# Task input
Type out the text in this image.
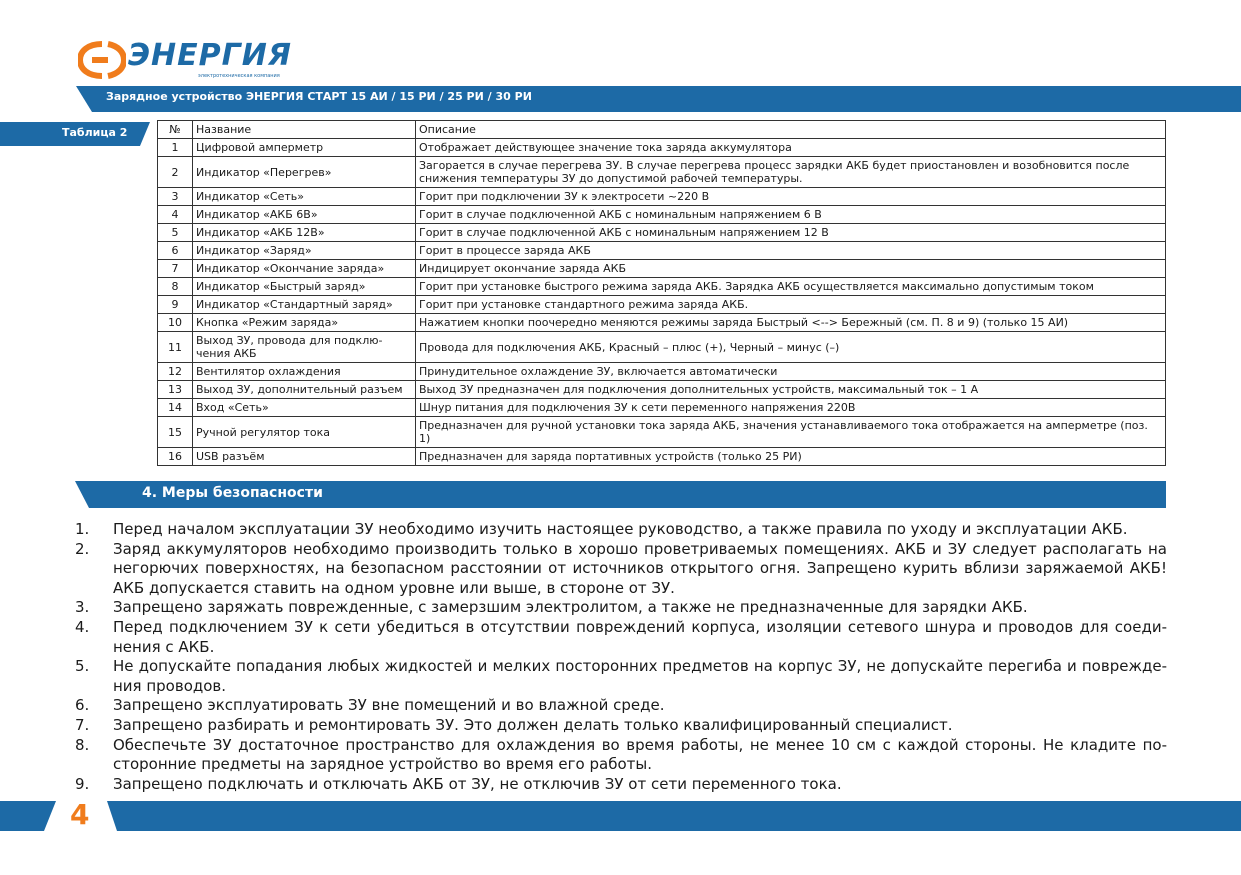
ЭНЕРГИЯ
электротехническая компания
Зарядное устройство ЭНЕРГИЯ СТАРТ 15 АИ / 15 РИ / 25 РИ / 30 РИ
Таблица 2	№	Название	Описание
1	Цифровой амперметр	Отображает действующее значение тока заряда аккумулятора
2	Индикатор «Перегрев»	Загорается в случае перегрева ЗУ. В случае перегрева процесс зарядки АКБ будет приостановлен и возобновится после снижения температуры ЗУ до допустимой рабочей температуры.
3	Индикатор «Сеть»	Горит при подключении ЗУ к электросети ~220 В
4	Индикатор «АКБ 6В»	Горит в случае подключенной АКБ с номинальным напряжением 6 В
5	Индикатор «АКБ 12В»	Горит в случае подключенной АКБ с номинальным напряжением 12 В
6	Индикатор «Заряд»	Горит в процессе заряда АКБ
7	Индикатор «Окончание заряда»	Индицирует окончание заряда АКБ
8	Индикатор «Быстрый заряд»	Горит при установке быстрого режима заряда АКБ. Зарядка АКБ осуществляется максимально допустимым током
9	Индикатор «Стандартный заряд»	Горит при установке стандартного режима заряда АКБ.
10	Кнопка «Режим заряда»	Нажатием кнопки поочередно меняются режимы заряда Быстрый <--> Бережный (см. П. 8 и 9) (только 15 АИ)
11	Выход ЗУ, провода для подключения АКБ	Провода для подключения АКБ, Красный – плюс (+), Черный – минус (–)
12	Вентилятор охлаждения	Принудительное охлаждение ЗУ, включается автоматически
13	Выход ЗУ, дополнительный разъем	Выход ЗУ предназначен для подключения дополнительных устройств, максимальный ток – 1 А
14	Вход «Сеть»	Шнур питания для подключения ЗУ к сети переменного напряжения 220В
15	Ручной регулятор тока	Предназначен для ручной установки тока заряда АКБ, значения устанавливаемого тока отображается на амперметре (поз. 1)
16	USB разъём	Предназначен для заряда портативных устройств (только 25 РИ)
4. Меры безопасности
1. Перед началом эксплуатации ЗУ необходимо изучить настоящее руководство, а также правила по уходу и эксплуатации АКБ.
2. Заряд аккумуляторов необходимо производить только в хорошо проветриваемых помещениях. АКБ и ЗУ следует располагать на негорючих поверхностях, на безопасном расстоянии от источников открытого огня. Запрещено курить вблизи заряжаемой АКБ! АКБ допускается ставить на одном уровне или выше, в стороне от ЗУ.
3. Запрещено заряжать поврежденные, с замерзшим электролитом, а также не предназначенные для зарядки АКБ.
4. Перед подключением ЗУ к сети убедиться в отсутствии повреждений корпуса, изоляции сетевого шнура и проводов для соединения с АКБ.
5. Не допускайте попадания любых жидкостей и мелких посторонних предметов на корпус ЗУ, не допускайте перегиба и повреждения проводов.
6. Запрещено эксплуатировать ЗУ вне помещений и во влажной среде.
7. Запрещено разбирать и ремонтировать ЗУ. Это должен делать только квалифицированный специалист.
8. Обеспечьте ЗУ достаточное пространство для охлаждения во время работы, не менее 10 см с каждой стороны. Не кладите посторонние предметы на зарядное устройство во время его работы.
9. Запрещено подключать и отключать АКБ от ЗУ, не отключив ЗУ от сети переменного тока.
4
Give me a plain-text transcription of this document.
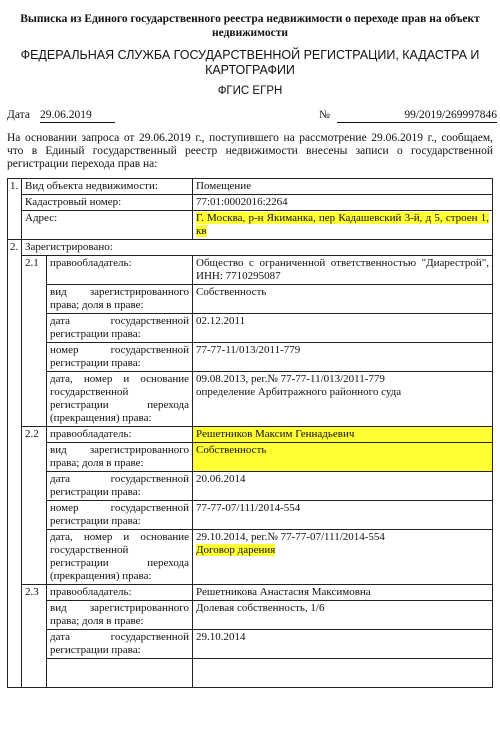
Выписка из Единого государственного реестра недвижимости о переходе прав на объект недвижимости
ФЕДЕРАЛЬНАЯ СЛУЖБА ГОСУДАРСТВЕННОЙ РЕГИСТРАЦИИ, КАДАСТРА И КАРТОГРАФИИ
ФГИС ЕГРН
Дата 29.06.2019	№	99/2019/269997846
На основании запроса от 29.06.2019 г., поступившего на рассмотрение 29.06.2019 г., сообщаем, что в Единый государственный реестр недвижимости внесены записи о государственной регистрации перехода прав на:
1.	Вид объекта недвижимости:		Помещение
	Кадастровый номер:		77:01:0002016:2264
	Адрес:		Г. Москва, р-н Якиманка, пер Кадашевский 3-й, д 5, строен 1, кв
2.	Зарегистрировано:		
	2.1	правообладатель:	Общество с ограниченной ответственностью "Диарестрой", ИНН: 7710295087
		вид зарегистрированного права; доля в праве:	Собственность
		дата государственной регистрации права:	02.12.2011
		номер государственной регистрации права:	77-77-11/013/2011-779
		дата, номер и основание государственной регистрации перехода (прекращения) права:	09.08.2013, рег.№ 77-77-11/013/2011-779
определение Арбитражного районного суда

	2.2	правообладатель:	Решетников Максим Геннадьевич
		вид зарегистрированного права; доля в праве:	Собственность
		дата государственной регистрации права:	20.06.2014
		номер государственной регистрации права:	77-77-07/111/2014-554
		дата, номер и основание государственной регистрации перехода (прекращения) права:	29.10.2014, рег.№ 77-77-07/111/2014-554
Договор дарения

	2.3	правообладатель:	Решетникова Анастасия Максимовна
		вид зарегистрированного права; доля в праве:	Долевая собственность, 1/6
		дата государственной регистрации права:	29.10.2014
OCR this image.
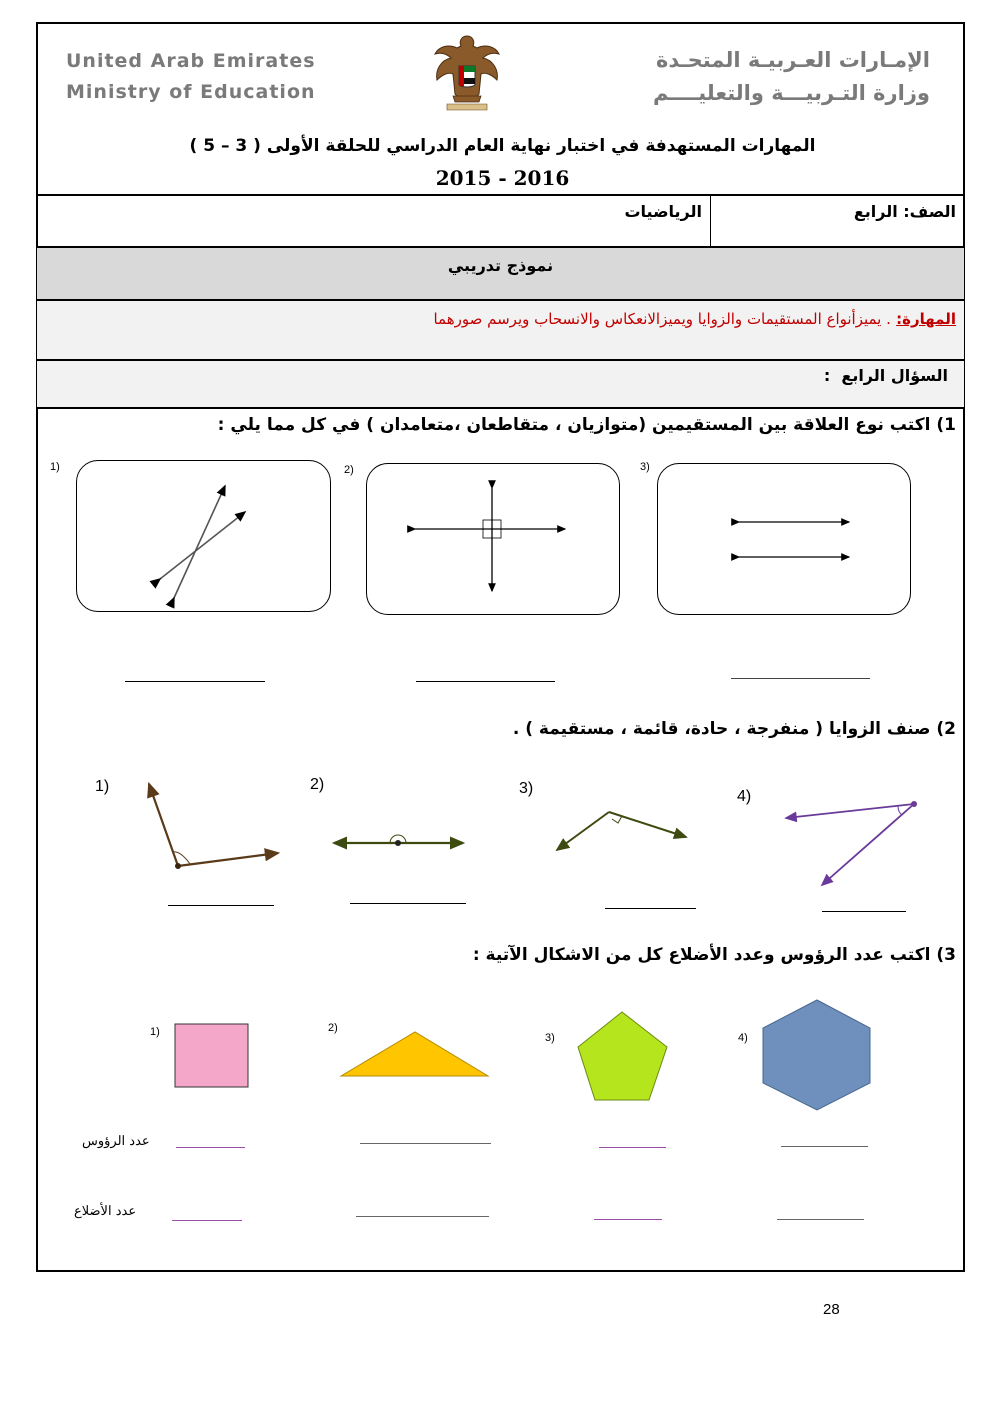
United Arab Emirates
Ministry of Education
الإمـارات العـربيـة المتحـدة
وزارة التـربيـــة والتعليــــم
المهارات المستهدفة في اختبار نهاية العام الدراسي للحلقة الأولى ( 3 – 5 )
2015 - 2016
الصف: الرابع
الرياضيات
نموذج تدريبي
المهارة: . يميزأنواع المستقيمات والزوايا ويميزالانعكاس والانسحاب ويرسم صورهما
السؤال الرابع  :
1) اكتب نوع العلاقة بين المستقيمين (متوازيان ، متقاطعان ،متعامدان ) في كل مما يلي :
1)	2)	3)
2) صنف الزوايا ( منفرجة ، حادة، قائمة ، مستقيمة ) .
1)	2)	3)	4)
3) اكتب عدد الرؤوس وعدد الأضلاع كل من الاشكال الآتية :
1)	2)
3)	4)
عدد الرؤوس
عدد الأضلاع
28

# Description of the task
Transcribe the entries above verbatim, omitting their pictures.

# Solution below
Type out the text in this image.
ЭНЕРГИЯ
электротехническая компания
Зарядное устройство ЭНЕРГИЯ СТАРТ 15 АИ / 15 РИ / 25 РИ / 30 РИ
Таблица 2	№	Название	Описание
1	Цифровой амперметр	Отображает действующее значение тока заряда аккумулятора
2	Индикатор «Перегрев»	Загорается в случае перегрева ЗУ. В случае перегрева процесс зарядки АКБ будет приостановлен и возобновится после снижения температуры ЗУ до допустимой рабочей температуры.
3	Индикатор «Сеть»	Горит при подключении ЗУ к электросети ~220 В
4	Индикатор «АКБ 6В»	Горит в случае подключенной АКБ с номинальным напряжением 6 В
5	Индикатор «АКБ 12В»	Горит в случае подключенной АКБ с номинальным напряжением 12 В
6	Индикатор «Заряд»	Горит в процессе заряда АКБ
7	Индикатор «Окончание заряда»	Индицирует окончание заряда АКБ
8	Индикатор «Быстрый заряд»	Горит при установке быстрого режима заряда АКБ. Зарядка АКБ осуществляется максимально допустимым током
9	Индикатор «Стандартный заряд»	Горит при установке стандартного режима заряда АКБ.
10	Кнопка «Режим заряда»	Нажатием кнопки поочередно меняются режимы заряда Быстрый <--> Бережный (см. П. 8 и 9) (только 15 АИ)
11	Выход ЗУ, провода для подключения АКБ	Провода для подключения АКБ, Красный – плюс (+), Черный – минус (–)
12	Вентилятор охлаждения	Принудительное охлаждение ЗУ, включается автоматически
13	Выход ЗУ, дополнительный разъем	Выход ЗУ предназначен для подключения дополнительных устройств, максимальный ток – 1 А
14	Вход «Сеть»	Шнур питания для подключения ЗУ к сети переменного напряжения 220В
15	Ручной регулятор тока	Предназначен для ручной установки тока заряда АКБ, значения устанавливаемого тока отображается на амперметре (поз. 1)
16	USB разъём	Предназначен для заряда портативных устройств (только 25 РИ)
4. Меры безопасности
1. Перед началом эксплуатации ЗУ необходимо изучить настоящее руководство, а также правила по уходу и эксплуатации АКБ.
2. Заряд аккумуляторов необходимо производить только в хорошо проветриваемых помещениях. АКБ и ЗУ следует располагать на негорючих поверхностях, на безопасном расстоянии от источников открытого огня. Запрещено курить вблизи заряжаемой АКБ! АКБ допускается ставить на одном уровне или выше, в стороне от ЗУ.
3. Запрещено заряжать поврежденные, с замерзшим электролитом, а также не предназначенные для зарядки АКБ.
4. Перед подключением ЗУ к сети убедиться в отсутствии повреждений корпуса, изоляции сетевого шнура и проводов для соединения с АКБ.
5. Не допускайте попадания любых жидкостей и мелких посторонних предметов на корпус ЗУ, не допускайте перегиба и повреждения проводов.
6. Запрещено эксплуатировать ЗУ вне помещений и во влажной среде.
7. Запрещено разбирать и ремонтировать ЗУ. Это должен делать только квалифицированный специалист.
8. Обеспечьте ЗУ достаточное пространство для охлаждения во время работы, не менее 10 см с каждой стороны. Не кладите посторонние предметы на зарядное устройство во время его работы.
9. Запрещено подключать и отключать АКБ от ЗУ, не отключив ЗУ от сети переменного тока.
4
Give me a plain-text transcription of this document.
Выписка из Единого государственного реестра недвижимости о переходе прав на объект недвижимости
ФЕДЕРАЛЬНАЯ СЛУЖБА ГОСУДАРСТВЕННОЙ РЕГИСТРАЦИИ, КАДАСТРА И КАРТОГРАФИИ
ФГИС ЕГРН
Дата 29.06.2019	№	99/2019/269997846
На основании запроса от 29.06.2019 г., поступившего на рассмотрение 29.06.2019 г., сообщаем, что в Единый государственный реестр недвижимости внесены записи о государственной регистрации перехода прав на:
1.	Вид объекта недвижимости:		Помещение
	Кадастровый номер:		77:01:0002016:2264
	Адрес:		Г. Москва, р-н Якиманка, пер Кадашевский 3-й, д 5, строен 1, кв
2.	Зарегистрировано:		
	2.1	правообладатель:	Общество с ограниченной ответственностью "Диарестрой", ИНН: 7710295087
		вид зарегистрированного права; доля в праве:	Собственность
		дата государственной регистрации права:	02.12.2011
		номер государственной регистрации права:	77-77-11/013/2011-779
		дата, номер и основание государственной регистрации перехода (прекращения) права:	09.08.2013, рег.№ 77-77-11/013/2011-779
определение Арбитражного районного суда

	2.2	правообладатель:	Решетников Максим Геннадьевич
		вид зарегистрированного права; доля в праве:	Собственность
		дата государственной регистрации права:	20.06.2014
		номер государственной регистрации права:	77-77-07/111/2014-554
		дата, номер и основание государственной регистрации перехода (прекращения) права:	29.10.2014, рег.№ 77-77-07/111/2014-554
Договор дарения

	2.3	правообладатель:	Решетникова Анастасия Максимовна
		вид зарегистрированного права; доля в праве:	Долевая собственность, 1/6
		дата государственной регистрации права:	29.10.2014
OCR this image.
United Arab Emirates
Ministry of Education
الإمـارات العـربيـة المتحـدة
وزارة التـربيـــة والتعليــــم
المهارات المستهدفة في اختبار نهاية العام الدراسي للحلقة الأولى ( 3 – 5 )
2015 - 2016
الصف: الرابع
الرياضيات
نموذج تدريبي
المهارة: . يميزأنواع المستقيمات والزوايا ويميزالانعكاس والانسحاب ويرسم صورهما
السؤال الرابع  :
1) اكتب نوع العلاقة بين المستقيمين (متوازيان ، متقاطعان ،متعامدان ) في كل مما يلي :
1)	2)	3)
2) صنف الزوايا ( منفرجة ، حادة، قائمة ، مستقيمة ) .
1)	2)	3)	4)
3) اكتب عدد الرؤوس وعدد الأضلاع كل من الاشكال الآتية :
1)	2)
3)	4)
عدد الرؤوس
عدد الأضلاع
28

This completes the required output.